(Exercise requirements) Locate the word "Symbologie" in the data below, then copy every line that holds it.

═══ Materials provided

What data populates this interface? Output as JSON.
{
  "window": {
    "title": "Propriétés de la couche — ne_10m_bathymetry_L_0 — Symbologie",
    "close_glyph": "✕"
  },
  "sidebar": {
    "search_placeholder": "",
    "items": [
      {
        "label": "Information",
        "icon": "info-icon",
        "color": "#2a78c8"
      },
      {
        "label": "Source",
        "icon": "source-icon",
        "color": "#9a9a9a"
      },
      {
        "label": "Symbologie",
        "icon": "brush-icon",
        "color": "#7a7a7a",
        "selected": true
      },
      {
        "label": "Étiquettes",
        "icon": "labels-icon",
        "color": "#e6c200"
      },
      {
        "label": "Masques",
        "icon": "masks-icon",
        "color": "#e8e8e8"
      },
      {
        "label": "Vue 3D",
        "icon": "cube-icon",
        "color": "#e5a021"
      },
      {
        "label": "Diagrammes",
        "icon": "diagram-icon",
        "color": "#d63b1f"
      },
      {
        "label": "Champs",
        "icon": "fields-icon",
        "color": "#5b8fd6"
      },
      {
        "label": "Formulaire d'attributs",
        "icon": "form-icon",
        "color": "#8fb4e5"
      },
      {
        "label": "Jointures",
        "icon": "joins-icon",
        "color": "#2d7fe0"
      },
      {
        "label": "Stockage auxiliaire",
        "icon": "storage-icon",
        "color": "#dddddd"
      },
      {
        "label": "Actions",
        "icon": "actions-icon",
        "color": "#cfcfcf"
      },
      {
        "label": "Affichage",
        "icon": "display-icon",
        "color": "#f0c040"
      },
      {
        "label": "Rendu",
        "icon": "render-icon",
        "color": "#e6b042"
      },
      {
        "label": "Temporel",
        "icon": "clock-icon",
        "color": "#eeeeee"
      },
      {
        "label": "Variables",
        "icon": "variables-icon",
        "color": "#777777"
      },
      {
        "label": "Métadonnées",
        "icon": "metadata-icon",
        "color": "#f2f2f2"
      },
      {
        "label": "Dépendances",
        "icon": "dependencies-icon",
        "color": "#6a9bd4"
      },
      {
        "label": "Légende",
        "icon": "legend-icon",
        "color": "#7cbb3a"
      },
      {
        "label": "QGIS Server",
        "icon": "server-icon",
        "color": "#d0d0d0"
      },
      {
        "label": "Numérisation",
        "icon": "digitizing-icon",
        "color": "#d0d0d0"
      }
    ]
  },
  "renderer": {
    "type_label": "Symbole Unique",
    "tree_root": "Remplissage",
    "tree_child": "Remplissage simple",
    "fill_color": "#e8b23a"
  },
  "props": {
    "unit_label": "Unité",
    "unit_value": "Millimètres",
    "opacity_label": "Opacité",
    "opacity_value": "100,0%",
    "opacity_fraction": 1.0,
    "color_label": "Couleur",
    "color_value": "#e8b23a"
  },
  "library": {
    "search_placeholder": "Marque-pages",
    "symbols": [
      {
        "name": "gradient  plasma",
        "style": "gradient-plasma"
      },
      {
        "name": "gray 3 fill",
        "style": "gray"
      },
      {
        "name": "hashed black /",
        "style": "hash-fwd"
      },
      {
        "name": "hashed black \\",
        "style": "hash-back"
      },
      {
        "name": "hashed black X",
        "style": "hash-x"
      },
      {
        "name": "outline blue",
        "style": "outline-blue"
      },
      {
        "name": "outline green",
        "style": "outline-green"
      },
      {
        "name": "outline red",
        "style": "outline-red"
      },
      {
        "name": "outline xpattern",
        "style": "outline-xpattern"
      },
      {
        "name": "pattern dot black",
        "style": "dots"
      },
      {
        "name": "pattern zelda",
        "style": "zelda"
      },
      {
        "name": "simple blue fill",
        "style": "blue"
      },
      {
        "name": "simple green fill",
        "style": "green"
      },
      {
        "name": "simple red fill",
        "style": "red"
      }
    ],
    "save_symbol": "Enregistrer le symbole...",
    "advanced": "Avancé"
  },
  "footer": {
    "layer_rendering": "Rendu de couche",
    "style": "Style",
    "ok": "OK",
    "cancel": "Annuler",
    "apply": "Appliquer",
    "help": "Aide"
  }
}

══════

(Final result)
    "title": "Propriétés de la couche — ne_10m_bathymetry_L_0 — Symbologie",
        "label": "Symbologie",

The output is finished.